* **Work to do**: Across the entries below, how many lines contain the word "costes"? Give the number alone.
=== Material provided ===
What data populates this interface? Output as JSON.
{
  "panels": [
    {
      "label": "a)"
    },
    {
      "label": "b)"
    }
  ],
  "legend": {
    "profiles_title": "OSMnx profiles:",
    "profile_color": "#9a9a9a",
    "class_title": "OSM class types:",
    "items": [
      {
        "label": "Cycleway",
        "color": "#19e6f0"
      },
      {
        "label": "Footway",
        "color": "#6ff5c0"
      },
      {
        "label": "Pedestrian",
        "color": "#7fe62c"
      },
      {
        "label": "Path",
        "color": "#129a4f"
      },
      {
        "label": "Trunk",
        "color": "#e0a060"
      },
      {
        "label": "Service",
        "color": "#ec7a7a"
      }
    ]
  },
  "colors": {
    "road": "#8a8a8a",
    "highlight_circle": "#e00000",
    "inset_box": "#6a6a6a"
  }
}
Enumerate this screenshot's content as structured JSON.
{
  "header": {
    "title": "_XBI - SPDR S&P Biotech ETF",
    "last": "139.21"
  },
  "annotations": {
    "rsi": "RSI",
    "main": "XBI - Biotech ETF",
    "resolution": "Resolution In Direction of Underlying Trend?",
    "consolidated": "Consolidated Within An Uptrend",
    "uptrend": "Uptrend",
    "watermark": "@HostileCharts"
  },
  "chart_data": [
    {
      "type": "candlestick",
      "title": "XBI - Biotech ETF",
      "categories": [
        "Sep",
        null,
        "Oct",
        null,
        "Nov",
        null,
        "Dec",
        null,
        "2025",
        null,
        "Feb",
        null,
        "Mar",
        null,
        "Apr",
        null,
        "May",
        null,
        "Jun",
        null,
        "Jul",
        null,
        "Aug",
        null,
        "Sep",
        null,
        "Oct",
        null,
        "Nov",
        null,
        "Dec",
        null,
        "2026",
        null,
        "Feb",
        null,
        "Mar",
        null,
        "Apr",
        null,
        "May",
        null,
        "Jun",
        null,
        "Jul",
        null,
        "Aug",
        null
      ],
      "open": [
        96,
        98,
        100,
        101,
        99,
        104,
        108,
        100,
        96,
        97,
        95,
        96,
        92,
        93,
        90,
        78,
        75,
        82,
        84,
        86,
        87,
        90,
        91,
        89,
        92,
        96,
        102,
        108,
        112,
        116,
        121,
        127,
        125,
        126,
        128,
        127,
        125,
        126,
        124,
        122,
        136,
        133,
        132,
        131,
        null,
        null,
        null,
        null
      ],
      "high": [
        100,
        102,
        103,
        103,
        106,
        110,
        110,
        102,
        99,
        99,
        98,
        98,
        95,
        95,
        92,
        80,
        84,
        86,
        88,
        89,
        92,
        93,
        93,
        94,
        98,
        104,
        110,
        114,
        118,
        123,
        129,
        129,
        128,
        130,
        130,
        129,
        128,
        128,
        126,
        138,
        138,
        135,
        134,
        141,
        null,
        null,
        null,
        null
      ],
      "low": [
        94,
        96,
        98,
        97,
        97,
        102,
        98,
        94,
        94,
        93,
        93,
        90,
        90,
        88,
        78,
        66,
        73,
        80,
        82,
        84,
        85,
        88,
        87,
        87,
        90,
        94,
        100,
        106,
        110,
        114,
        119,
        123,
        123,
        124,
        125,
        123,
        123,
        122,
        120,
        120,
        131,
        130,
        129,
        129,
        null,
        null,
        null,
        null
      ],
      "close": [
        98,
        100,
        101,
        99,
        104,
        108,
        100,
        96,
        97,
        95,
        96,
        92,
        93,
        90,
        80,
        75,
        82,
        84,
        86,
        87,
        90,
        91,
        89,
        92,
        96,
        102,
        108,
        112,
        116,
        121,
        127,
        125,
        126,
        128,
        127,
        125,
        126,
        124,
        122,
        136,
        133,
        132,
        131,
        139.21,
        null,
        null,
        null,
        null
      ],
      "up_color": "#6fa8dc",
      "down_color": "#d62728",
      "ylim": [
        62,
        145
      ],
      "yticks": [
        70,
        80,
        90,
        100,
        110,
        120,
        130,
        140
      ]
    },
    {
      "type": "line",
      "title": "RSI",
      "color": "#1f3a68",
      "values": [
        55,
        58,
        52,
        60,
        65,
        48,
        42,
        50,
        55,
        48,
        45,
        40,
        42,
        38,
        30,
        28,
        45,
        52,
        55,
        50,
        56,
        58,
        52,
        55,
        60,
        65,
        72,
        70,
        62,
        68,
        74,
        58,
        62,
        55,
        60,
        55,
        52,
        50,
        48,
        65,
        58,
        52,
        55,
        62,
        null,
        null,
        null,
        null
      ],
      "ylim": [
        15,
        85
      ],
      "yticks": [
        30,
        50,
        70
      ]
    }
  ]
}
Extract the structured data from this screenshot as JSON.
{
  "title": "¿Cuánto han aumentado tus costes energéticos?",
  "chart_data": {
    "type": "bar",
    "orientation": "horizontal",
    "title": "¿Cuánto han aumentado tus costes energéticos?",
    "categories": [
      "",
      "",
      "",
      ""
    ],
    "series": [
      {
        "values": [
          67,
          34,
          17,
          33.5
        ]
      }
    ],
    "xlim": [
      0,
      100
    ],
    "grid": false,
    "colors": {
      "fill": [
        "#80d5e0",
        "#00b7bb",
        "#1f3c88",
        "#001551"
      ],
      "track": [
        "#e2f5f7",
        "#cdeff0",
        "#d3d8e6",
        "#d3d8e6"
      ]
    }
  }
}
===
* **Task answer**: 2